* **Your task**:
Any picture among the records should be left out, please; retype the rest exactly.

-- Start Raw data --

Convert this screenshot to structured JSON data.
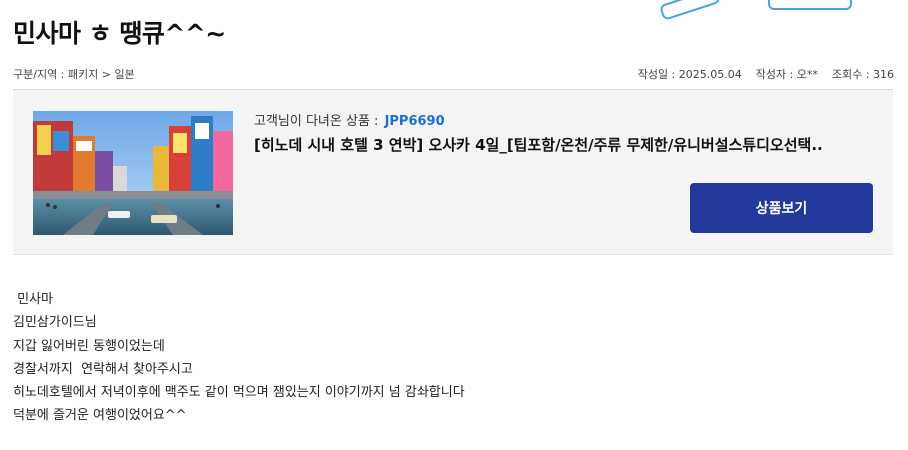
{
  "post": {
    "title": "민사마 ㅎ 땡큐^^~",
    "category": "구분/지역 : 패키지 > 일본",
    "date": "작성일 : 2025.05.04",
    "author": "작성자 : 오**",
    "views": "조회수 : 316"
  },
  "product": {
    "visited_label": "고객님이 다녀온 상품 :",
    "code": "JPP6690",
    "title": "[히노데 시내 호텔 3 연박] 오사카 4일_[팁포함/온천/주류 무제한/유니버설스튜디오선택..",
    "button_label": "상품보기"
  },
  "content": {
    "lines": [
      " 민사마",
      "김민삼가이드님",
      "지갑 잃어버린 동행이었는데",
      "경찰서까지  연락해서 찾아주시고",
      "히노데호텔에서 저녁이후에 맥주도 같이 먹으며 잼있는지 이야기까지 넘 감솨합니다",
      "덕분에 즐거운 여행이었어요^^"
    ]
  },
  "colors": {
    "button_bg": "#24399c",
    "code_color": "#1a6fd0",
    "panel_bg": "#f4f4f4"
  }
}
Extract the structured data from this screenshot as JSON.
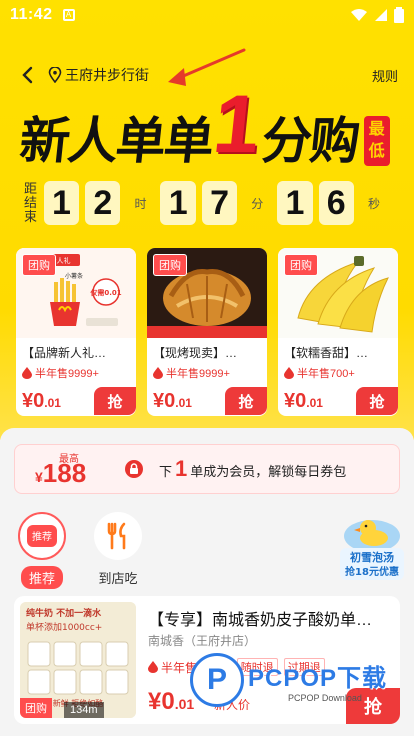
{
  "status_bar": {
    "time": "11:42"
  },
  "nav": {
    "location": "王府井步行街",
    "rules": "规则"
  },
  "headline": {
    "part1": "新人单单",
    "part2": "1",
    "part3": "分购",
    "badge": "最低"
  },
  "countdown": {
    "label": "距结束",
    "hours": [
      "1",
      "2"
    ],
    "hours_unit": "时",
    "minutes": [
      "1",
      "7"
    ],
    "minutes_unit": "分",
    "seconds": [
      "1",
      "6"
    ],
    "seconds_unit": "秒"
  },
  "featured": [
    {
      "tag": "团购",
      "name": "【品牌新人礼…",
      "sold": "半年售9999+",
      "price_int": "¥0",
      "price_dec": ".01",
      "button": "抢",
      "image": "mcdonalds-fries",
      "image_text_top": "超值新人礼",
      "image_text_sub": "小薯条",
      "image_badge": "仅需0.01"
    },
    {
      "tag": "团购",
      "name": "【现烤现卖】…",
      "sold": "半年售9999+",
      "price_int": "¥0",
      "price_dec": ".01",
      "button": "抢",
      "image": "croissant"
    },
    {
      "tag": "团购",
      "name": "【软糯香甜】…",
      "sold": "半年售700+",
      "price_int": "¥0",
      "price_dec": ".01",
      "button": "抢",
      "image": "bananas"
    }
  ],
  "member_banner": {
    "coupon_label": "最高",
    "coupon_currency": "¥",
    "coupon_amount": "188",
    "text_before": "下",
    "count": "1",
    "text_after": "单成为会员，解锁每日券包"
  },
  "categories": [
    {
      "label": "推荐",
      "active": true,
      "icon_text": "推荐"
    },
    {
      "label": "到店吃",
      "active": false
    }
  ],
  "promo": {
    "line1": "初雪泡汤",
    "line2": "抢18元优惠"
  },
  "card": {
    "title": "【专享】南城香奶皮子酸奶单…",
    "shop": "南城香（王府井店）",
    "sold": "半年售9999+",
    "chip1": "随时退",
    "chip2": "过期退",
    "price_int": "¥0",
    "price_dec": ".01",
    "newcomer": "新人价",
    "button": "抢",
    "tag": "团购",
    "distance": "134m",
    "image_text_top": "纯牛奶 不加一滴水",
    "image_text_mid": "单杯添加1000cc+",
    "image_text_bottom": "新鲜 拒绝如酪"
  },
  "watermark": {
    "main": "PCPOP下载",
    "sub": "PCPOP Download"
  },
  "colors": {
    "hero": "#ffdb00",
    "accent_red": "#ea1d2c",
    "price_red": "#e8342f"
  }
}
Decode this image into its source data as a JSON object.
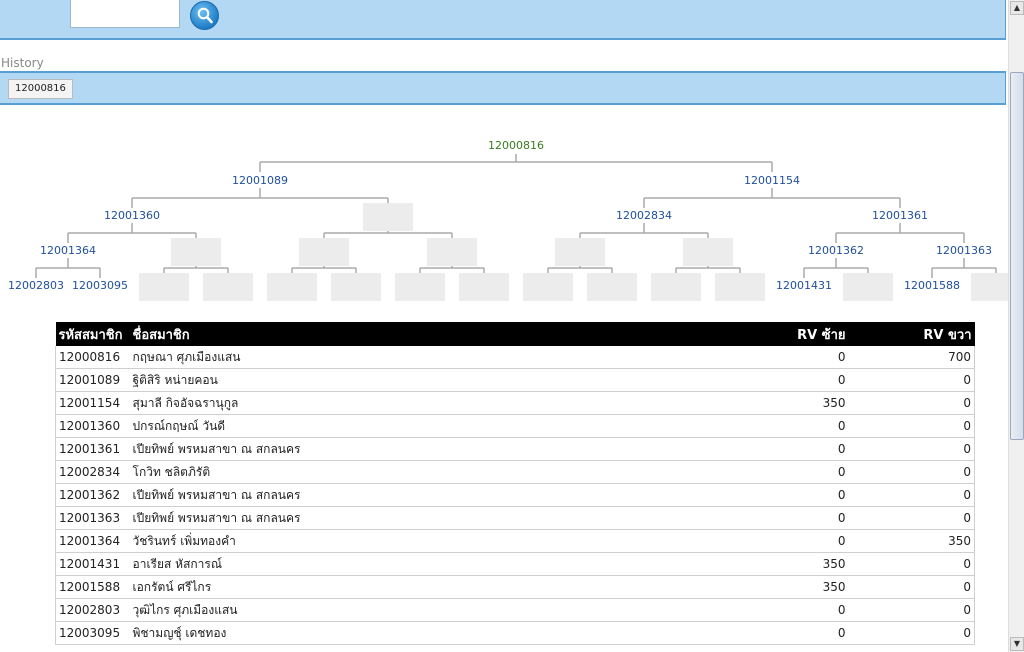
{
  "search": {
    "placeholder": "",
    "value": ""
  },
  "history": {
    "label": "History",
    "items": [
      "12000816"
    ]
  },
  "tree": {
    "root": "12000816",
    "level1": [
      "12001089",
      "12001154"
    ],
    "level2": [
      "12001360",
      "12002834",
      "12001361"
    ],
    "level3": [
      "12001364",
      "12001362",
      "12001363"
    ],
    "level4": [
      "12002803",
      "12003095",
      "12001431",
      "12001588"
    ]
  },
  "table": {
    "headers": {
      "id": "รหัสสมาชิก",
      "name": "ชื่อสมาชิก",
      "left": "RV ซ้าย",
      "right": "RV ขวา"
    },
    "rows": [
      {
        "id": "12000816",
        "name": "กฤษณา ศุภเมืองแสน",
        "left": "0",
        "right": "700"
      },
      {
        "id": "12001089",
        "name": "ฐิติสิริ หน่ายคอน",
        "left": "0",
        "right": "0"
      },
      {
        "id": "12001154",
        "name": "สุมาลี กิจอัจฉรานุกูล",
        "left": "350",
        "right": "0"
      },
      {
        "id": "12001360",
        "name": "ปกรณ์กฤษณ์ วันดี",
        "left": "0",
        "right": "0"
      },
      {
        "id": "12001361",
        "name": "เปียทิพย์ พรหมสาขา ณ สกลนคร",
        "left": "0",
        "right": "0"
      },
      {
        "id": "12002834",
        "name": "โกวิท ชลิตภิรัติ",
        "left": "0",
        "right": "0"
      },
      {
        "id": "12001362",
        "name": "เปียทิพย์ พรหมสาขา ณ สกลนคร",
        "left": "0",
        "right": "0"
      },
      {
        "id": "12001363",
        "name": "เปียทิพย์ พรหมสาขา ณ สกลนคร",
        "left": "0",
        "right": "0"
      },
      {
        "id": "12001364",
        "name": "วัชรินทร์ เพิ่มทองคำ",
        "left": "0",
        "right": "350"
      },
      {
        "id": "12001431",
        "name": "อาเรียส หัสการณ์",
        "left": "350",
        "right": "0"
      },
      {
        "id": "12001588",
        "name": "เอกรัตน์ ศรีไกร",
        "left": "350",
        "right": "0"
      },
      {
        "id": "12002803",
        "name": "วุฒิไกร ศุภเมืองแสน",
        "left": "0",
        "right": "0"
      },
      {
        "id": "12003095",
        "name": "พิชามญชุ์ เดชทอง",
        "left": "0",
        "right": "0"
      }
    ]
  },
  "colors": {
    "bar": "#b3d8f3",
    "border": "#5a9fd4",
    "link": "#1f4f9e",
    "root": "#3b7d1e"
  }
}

-- End Raw data --

* **Result of the task**:
Convert this screenshot to structured JSON data.
{
  "post": {
    "title": "민사마 ㅎ 땡큐^^~",
    "category": "구분/지역 : 패키지 > 일본",
    "date": "작성일 : 2025.05.04",
    "author": "작성자 : 오**",
    "views": "조회수 : 316"
  },
  "product": {
    "visited_label": "고객님이 다녀온 상품 :",
    "code": "JPP6690",
    "title": "[히노데 시내 호텔 3 연박] 오사카 4일_[팁포함/온천/주류 무제한/유니버설스튜디오선택..",
    "button_label": "상품보기"
  },
  "content": {
    "lines": [
      " 민사마",
      "김민삼가이드님",
      "지갑 잃어버린 동행이었는데",
      "경찰서까지  연락해서 찾아주시고",
      "히노데호텔에서 저녁이후에 맥주도 같이 먹으며 잼있는지 이야기까지 넘 감솨합니다",
      "덕분에 즐거운 여행이었어요^^"
    ]
  },
  "colors": {
    "button_bg": "#24399c",
    "code_color": "#1a6fd0",
    "panel_bg": "#f4f4f4"
  }
}
Extract the structured data from this screenshot as JSON.
{
  "status_bar": {
    "time": "11:42"
  },
  "nav": {
    "location": "王府井步行街",
    "rules": "规则"
  },
  "headline": {
    "part1": "新人单单",
    "part2": "1",
    "part3": "分购",
    "badge": "最低"
  },
  "countdown": {
    "label": "距结束",
    "hours": [
      "1",
      "2"
    ],
    "hours_unit": "时",
    "minutes": [
      "1",
      "7"
    ],
    "minutes_unit": "分",
    "seconds": [
      "1",
      "6"
    ],
    "seconds_unit": "秒"
  },
  "featured": [
    {
      "tag": "团购",
      "name": "【品牌新人礼…",
      "sold": "半年售9999+",
      "price_int": "¥0",
      "price_dec": ".01",
      "button": "抢",
      "image": "mcdonalds-fries",
      "image_text_top": "超值新人礼",
      "image_text_sub": "小薯条",
      "image_badge": "仅需0.01"
    },
    {
      "tag": "团购",
      "name": "【现烤现卖】…",
      "sold": "半年售9999+",
      "price_int": "¥0",
      "price_dec": ".01",
      "button": "抢",
      "image": "croissant"
    },
    {
      "tag": "团购",
      "name": "【软糯香甜】…",
      "sold": "半年售700+",
      "price_int": "¥0",
      "price_dec": ".01",
      "button": "抢",
      "image": "bananas"
    }
  ],
  "member_banner": {
    "coupon_label": "最高",
    "coupon_currency": "¥",
    "coupon_amount": "188",
    "text_before": "下",
    "count": "1",
    "text_after": "单成为会员，解锁每日券包"
  },
  "categories": [
    {
      "label": "推荐",
      "active": true,
      "icon_text": "推荐"
    },
    {
      "label": "到店吃",
      "active": false
    }
  ],
  "promo": {
    "line1": "初雪泡汤",
    "line2": "抢18元优惠"
  },
  "card": {
    "title": "【专享】南城香奶皮子酸奶单…",
    "shop": "南城香（王府井店）",
    "sold": "半年售9999+",
    "chip1": "随时退",
    "chip2": "过期退",
    "price_int": "¥0",
    "price_dec": ".01",
    "newcomer": "新人价",
    "button": "抢",
    "tag": "团购",
    "distance": "134m",
    "image_text_top": "纯牛奶 不加一滴水",
    "image_text_mid": "单杯添加1000cc+",
    "image_text_bottom": "新鲜 拒绝如酪"
  },
  "watermark": {
    "main": "PCPOP下载",
    "sub": "PCPOP Download"
  },
  "colors": {
    "hero": "#ffdb00",
    "accent_red": "#ea1d2c",
    "price_red": "#e8342f"
  }
}
Decode this image into its source data as a JSON object.
{
  "search": {
    "placeholder": "",
    "value": ""
  },
  "history": {
    "label": "History",
    "items": [
      "12000816"
    ]
  },
  "tree": {
    "root": "12000816",
    "level1": [
      "12001089",
      "12001154"
    ],
    "level2": [
      "12001360",
      "12002834",
      "12001361"
    ],
    "level3": [
      "12001364",
      "12001362",
      "12001363"
    ],
    "level4": [
      "12002803",
      "12003095",
      "12001431",
      "12001588"
    ]
  },
  "table": {
    "headers": {
      "id": "รหัสสมาชิก",
      "name": "ชื่อสมาชิก",
      "left": "RV ซ้าย",
      "right": "RV ขวา"
    },
    "rows": [
      {
        "id": "12000816",
        "name": "กฤษณา ศุภเมืองแสน",
        "left": "0",
        "right": "700"
      },
      {
        "id": "12001089",
        "name": "ฐิติสิริ หน่ายคอน",
        "left": "0",
        "right": "0"
      },
      {
        "id": "12001154",
        "name": "สุมาลี กิจอัจฉรานุกูล",
        "left": "350",
        "right": "0"
      },
      {
        "id": "12001360",
        "name": "ปกรณ์กฤษณ์ วันดี",
        "left": "0",
        "right": "0"
      },
      {
        "id": "12001361",
        "name": "เปียทิพย์ พรหมสาขา ณ สกลนคร",
        "left": "0",
        "right": "0"
      },
      {
        "id": "12002834",
        "name": "โกวิท ชลิตภิรัติ",
        "left": "0",
        "right": "0"
      },
      {
        "id": "12001362",
        "name": "เปียทิพย์ พรหมสาขา ณ สกลนคร",
        "left": "0",
        "right": "0"
      },
      {
        "id": "12001363",
        "name": "เปียทิพย์ พรหมสาขา ณ สกลนคร",
        "left": "0",
        "right": "0"
      },
      {
        "id": "12001364",
        "name": "วัชรินทร์ เพิ่มทองคำ",
        "left": "0",
        "right": "350"
      },
      {
        "id": "12001431",
        "name": "อาเรียส หัสการณ์",
        "left": "350",
        "right": "0"
      },
      {
        "id": "12001588",
        "name": "เอกรัตน์ ศรีไกร",
        "left": "350",
        "right": "0"
      },
      {
        "id": "12002803",
        "name": "วุฒิไกร ศุภเมืองแสน",
        "left": "0",
        "right": "0"
      },
      {
        "id": "12003095",
        "name": "พิชามญชุ์ เดชทอง",
        "left": "0",
        "right": "0"
      }
    ]
  },
  "colors": {
    "bar": "#b3d8f3",
    "border": "#5a9fd4",
    "link": "#1f4f9e",
    "root": "#3b7d1e"
  }
}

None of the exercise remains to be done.